__AIM OF THE EXERCISE__
Write out, without any alteration, every item below from the line containing "Output each element" down to the line containing "temp-label: 23 [551, 760, 603, 803]", both of those lines included.

-- GIVEN RECORDS start --

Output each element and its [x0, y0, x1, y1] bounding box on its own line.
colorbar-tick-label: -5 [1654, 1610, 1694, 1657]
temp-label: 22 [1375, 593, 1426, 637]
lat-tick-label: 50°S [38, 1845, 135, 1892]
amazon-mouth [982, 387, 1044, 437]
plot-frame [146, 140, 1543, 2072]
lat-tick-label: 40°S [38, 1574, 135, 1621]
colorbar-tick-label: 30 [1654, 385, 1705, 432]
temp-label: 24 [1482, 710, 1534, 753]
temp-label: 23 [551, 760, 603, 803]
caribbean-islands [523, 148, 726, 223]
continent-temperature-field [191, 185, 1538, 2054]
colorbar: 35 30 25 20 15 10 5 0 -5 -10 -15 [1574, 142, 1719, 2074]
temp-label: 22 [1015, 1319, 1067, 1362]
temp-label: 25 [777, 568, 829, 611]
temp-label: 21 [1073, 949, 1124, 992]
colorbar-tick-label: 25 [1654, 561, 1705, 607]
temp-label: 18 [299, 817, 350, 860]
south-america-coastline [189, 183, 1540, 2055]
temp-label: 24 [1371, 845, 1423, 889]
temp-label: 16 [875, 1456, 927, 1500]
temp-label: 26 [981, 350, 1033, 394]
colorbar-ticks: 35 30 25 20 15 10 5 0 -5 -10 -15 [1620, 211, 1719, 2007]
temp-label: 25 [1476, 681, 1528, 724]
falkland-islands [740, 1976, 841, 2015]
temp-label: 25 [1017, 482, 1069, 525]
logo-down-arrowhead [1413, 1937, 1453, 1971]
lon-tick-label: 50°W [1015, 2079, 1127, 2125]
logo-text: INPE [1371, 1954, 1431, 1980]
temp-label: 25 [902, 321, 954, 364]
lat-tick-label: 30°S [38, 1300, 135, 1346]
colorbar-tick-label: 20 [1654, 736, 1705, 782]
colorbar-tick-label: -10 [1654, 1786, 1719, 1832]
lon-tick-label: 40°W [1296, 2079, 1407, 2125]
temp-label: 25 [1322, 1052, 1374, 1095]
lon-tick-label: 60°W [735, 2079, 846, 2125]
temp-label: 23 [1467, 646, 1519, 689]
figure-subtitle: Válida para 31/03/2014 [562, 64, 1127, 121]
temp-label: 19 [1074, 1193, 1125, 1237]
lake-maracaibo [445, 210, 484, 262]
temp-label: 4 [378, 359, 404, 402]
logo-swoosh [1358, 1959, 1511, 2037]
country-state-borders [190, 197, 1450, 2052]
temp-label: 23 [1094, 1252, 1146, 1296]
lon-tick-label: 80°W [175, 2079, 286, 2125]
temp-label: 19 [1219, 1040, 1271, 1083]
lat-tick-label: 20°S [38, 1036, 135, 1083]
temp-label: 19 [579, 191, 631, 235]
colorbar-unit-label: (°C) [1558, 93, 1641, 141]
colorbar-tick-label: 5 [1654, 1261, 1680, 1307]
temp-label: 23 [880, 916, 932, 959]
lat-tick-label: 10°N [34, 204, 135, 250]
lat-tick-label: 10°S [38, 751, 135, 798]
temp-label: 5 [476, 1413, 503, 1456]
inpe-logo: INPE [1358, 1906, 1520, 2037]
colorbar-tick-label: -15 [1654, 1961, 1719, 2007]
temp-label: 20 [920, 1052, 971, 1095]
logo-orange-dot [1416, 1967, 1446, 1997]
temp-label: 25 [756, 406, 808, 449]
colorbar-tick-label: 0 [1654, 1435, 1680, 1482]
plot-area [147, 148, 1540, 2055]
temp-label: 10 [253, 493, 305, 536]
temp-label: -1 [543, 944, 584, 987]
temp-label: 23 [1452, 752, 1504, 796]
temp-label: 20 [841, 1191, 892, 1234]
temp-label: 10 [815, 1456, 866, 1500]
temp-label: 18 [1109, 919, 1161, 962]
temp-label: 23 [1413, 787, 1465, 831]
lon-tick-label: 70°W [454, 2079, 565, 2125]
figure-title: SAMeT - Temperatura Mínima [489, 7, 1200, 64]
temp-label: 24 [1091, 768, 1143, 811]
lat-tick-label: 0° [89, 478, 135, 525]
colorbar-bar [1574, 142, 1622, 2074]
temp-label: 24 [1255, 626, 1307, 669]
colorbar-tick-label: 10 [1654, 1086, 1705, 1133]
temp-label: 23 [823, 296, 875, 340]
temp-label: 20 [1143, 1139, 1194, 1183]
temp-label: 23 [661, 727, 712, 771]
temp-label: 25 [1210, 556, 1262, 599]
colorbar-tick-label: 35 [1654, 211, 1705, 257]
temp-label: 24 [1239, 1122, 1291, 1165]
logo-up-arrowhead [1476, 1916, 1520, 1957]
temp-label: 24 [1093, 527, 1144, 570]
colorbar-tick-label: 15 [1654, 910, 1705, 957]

-- GIVEN RECORDS end --
-- GIVEN RECORDS start --

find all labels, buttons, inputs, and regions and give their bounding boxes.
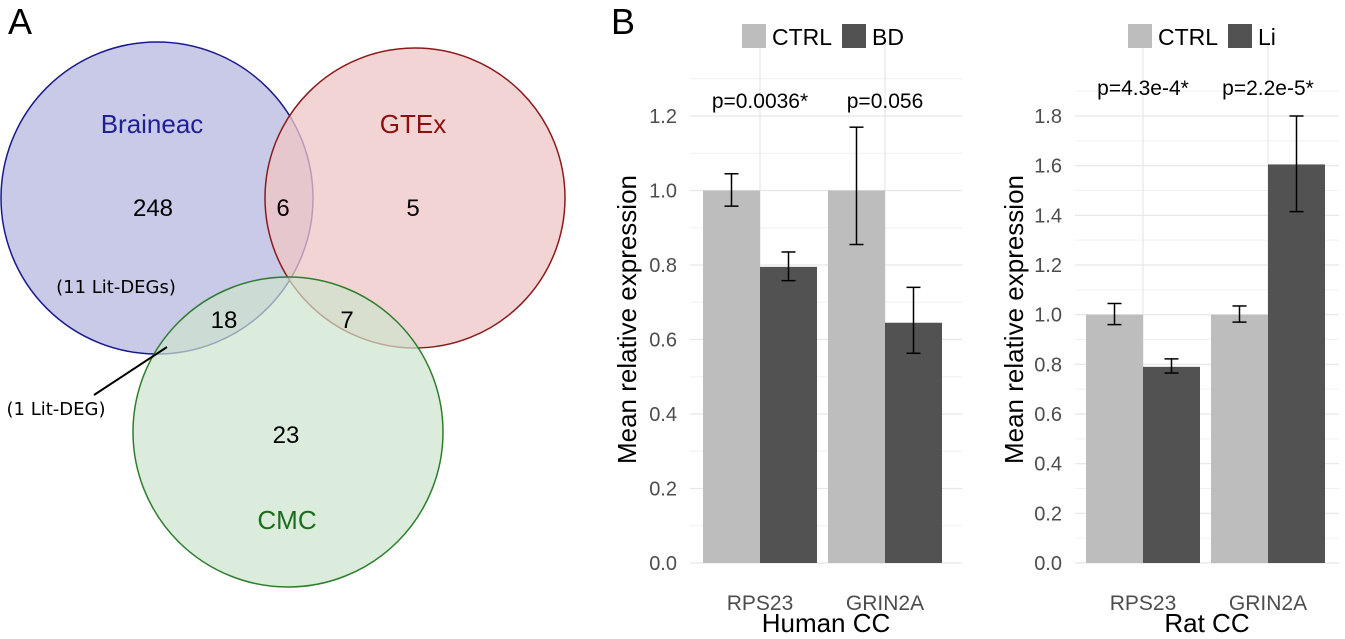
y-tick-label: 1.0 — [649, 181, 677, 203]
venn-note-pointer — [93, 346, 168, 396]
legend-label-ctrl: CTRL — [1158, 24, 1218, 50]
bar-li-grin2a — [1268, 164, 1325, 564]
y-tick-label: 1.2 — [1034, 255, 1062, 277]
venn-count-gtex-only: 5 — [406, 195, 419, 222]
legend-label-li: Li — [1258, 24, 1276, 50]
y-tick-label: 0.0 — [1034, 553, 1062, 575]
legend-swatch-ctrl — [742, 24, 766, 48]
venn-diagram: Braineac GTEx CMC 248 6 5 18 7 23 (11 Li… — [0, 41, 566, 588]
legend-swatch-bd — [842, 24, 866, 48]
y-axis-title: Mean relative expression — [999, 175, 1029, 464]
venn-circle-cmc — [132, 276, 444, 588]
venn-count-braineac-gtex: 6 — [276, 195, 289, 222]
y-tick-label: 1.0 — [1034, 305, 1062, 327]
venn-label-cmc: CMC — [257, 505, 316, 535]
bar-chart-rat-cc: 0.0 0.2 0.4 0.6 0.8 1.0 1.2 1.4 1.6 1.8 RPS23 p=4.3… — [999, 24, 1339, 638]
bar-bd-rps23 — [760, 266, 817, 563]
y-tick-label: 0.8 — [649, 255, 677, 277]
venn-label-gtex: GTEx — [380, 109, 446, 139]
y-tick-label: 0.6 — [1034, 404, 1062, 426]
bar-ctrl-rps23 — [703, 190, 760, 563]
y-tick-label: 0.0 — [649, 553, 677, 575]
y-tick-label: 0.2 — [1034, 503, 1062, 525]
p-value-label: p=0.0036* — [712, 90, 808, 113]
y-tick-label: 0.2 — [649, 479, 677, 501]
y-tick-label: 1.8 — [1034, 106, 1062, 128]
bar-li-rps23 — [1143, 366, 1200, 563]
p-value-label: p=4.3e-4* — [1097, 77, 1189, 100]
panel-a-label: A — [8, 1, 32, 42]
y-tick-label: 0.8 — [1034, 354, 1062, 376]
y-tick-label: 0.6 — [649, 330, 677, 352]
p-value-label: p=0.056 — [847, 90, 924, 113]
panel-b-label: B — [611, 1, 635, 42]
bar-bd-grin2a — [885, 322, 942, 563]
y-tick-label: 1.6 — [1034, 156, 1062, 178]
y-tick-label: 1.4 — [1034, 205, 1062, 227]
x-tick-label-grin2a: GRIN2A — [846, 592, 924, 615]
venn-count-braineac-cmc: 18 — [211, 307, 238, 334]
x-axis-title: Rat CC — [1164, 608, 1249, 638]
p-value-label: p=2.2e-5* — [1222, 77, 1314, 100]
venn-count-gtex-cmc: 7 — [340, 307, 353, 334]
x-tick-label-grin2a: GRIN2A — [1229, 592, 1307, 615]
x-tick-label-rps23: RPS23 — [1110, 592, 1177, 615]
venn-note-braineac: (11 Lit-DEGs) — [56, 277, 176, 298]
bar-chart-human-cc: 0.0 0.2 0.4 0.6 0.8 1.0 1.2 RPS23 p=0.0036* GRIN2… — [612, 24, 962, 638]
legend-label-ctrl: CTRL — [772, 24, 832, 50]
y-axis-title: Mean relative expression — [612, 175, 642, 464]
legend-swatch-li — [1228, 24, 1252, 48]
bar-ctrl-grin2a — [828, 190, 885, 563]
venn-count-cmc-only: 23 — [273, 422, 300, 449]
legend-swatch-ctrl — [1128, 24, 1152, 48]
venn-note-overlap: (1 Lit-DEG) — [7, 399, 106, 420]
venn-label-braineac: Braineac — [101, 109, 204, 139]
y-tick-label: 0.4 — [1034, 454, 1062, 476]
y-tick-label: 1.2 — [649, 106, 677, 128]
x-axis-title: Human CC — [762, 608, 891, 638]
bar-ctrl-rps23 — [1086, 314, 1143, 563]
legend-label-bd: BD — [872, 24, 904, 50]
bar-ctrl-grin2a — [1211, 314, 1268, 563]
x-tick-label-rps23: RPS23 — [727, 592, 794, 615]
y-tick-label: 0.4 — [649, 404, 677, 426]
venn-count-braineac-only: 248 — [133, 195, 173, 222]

-- GIVEN RECORDS end --

__OUTPUT FOR THIS TASK__
Output each element and its [x0, y0, x1, y1] bounding box on its own line.
colorbar-tick-label: -5 [1654, 1610, 1694, 1657]
temp-label: 22 [1375, 593, 1426, 637]
lat-tick-label: 50°S [38, 1845, 135, 1892]
amazon-mouth [982, 387, 1044, 437]
plot-frame [146, 140, 1543, 2072]
lat-tick-label: 40°S [38, 1574, 135, 1621]
colorbar-tick-label: 30 [1654, 385, 1705, 432]
temp-label: 24 [1482, 710, 1534, 753]
temp-label: 23 [551, 760, 603, 803]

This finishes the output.